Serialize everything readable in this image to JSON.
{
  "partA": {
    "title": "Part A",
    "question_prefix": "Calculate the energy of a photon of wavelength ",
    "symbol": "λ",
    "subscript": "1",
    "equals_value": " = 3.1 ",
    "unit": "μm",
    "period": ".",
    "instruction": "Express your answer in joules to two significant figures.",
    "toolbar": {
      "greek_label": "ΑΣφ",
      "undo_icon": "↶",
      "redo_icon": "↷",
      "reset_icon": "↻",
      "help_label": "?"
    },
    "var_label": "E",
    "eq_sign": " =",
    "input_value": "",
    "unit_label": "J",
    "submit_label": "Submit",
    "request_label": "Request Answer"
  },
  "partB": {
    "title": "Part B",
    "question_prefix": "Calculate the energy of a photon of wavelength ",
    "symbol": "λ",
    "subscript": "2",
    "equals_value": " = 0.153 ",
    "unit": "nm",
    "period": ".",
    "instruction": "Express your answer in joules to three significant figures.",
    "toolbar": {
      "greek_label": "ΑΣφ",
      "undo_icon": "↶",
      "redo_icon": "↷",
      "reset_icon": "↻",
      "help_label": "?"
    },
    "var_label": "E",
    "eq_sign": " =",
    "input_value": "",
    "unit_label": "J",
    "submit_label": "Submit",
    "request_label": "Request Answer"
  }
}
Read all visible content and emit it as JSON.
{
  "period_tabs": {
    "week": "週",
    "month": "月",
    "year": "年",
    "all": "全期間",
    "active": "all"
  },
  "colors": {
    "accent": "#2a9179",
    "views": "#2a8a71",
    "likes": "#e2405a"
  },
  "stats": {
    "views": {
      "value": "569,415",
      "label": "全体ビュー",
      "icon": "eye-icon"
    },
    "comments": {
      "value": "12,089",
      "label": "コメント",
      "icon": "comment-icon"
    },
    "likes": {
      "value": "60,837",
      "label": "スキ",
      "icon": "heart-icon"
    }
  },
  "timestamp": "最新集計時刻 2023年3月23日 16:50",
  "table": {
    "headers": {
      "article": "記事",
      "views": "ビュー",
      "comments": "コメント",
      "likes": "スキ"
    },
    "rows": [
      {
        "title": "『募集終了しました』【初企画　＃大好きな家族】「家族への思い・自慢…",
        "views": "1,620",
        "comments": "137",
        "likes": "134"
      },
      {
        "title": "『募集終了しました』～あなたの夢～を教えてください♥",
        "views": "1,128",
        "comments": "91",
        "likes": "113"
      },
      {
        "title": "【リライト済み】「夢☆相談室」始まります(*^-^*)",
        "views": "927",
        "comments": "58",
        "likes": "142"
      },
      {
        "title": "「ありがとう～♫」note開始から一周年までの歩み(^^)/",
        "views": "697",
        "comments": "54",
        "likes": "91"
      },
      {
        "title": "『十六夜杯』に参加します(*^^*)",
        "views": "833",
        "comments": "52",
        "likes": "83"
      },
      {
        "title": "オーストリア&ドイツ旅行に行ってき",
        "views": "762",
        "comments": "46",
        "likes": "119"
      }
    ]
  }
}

Given request> Using the listing above, retype each line exactly.

Output for this exercise>
Serialize everything readable in this image to JSON.
{
  "partA": {
    "title": "Part A",
    "question_prefix": "Calculate the energy of a photon of wavelength ",
    "symbol": "λ",
    "subscript": "1",
    "equals_value": " = 3.1 ",
    "unit": "μm",
    "period": ".",
    "instruction": "Express your answer in joules to two significant figures.",
    "toolbar": {
      "greek_label": "ΑΣφ",
      "undo_icon": "↶",
      "redo_icon": "↷",
      "reset_icon": "↻",
      "help_label": "?"
    },
    "var_label": "E",
    "eq_sign": " =",
    "input_value": "",
    "unit_label": "J",
    "submit_label": "Submit",
    "request_label": "Request Answer"
  },
  "partB": {
    "title": "Part B",
    "question_prefix": "Calculate the energy of a photon of wavelength ",
    "symbol": "λ",
    "subscript": "2",
    "equals_value": " = 0.153 ",
    "unit": "nm",
    "period": ".",
    "instruction": "Express your answer in joules to three significant figures.",
    "toolbar": {
      "greek_label": "ΑΣφ",
      "undo_icon": "↶",
      "redo_icon": "↷",
      "reset_icon": "↻",
      "help_label": "?"
    },
    "var_label": "E",
    "eq_sign": " =",
    "input_value": "",
    "unit_label": "J",
    "submit_label": "Submit",
    "request_label": "Request Answer"
  }
}
Read all visible content and emit it as JSON.
{
  "period_tabs": {
    "week": "週",
    "month": "月",
    "year": "年",
    "all": "全期間",
    "active": "all"
  },
  "colors": {
    "accent": "#2a9179",
    "views": "#2a8a71",
    "likes": "#e2405a"
  },
  "stats": {
    "views": {
      "value": "569,415",
      "label": "全体ビュー",
      "icon": "eye-icon"
    },
    "comments": {
      "value": "12,089",
      "label": "コメント",
      "icon": "comment-icon"
    },
    "likes": {
      "value": "60,837",
      "label": "スキ",
      "icon": "heart-icon"
    }
  },
  "timestamp": "最新集計時刻 2023年3月23日 16:50",
  "table": {
    "headers": {
      "article": "記事",
      "views": "ビュー",
      "comments": "コメント",
      "likes": "スキ"
    },
    "rows": [
      {
        "title": "『募集終了しました』【初企画　＃大好きな家族】「家族への思い・自慢…",
        "views": "1,620",
        "comments": "137",
        "likes": "134"
      },
      {
        "title": "『募集終了しました』～あなたの夢～を教えてください♥",
        "views": "1,128",
        "comments": "91",
        "likes": "113"
      },
      {
        "title": "【リライト済み】「夢☆相談室」始まります(*^-^*)",
        "views": "927",
        "comments": "58",
        "likes": "142"
      },
      {
        "title": "「ありがとう～♫」note開始から一周年までの歩み(^^)/",
        "views": "697",
        "comments": "54",
        "likes": "91"
      },
      {
        "title": "『十六夜杯』に参加します(*^^*)",
        "views": "833",
        "comments": "52",
        "likes": "83"
      },
      {
        "title": "オーストリア&ドイツ旅行に行ってき",
        "views": "762",
        "comments": "46",
        "likes": "119"
      }
    ]
  }
}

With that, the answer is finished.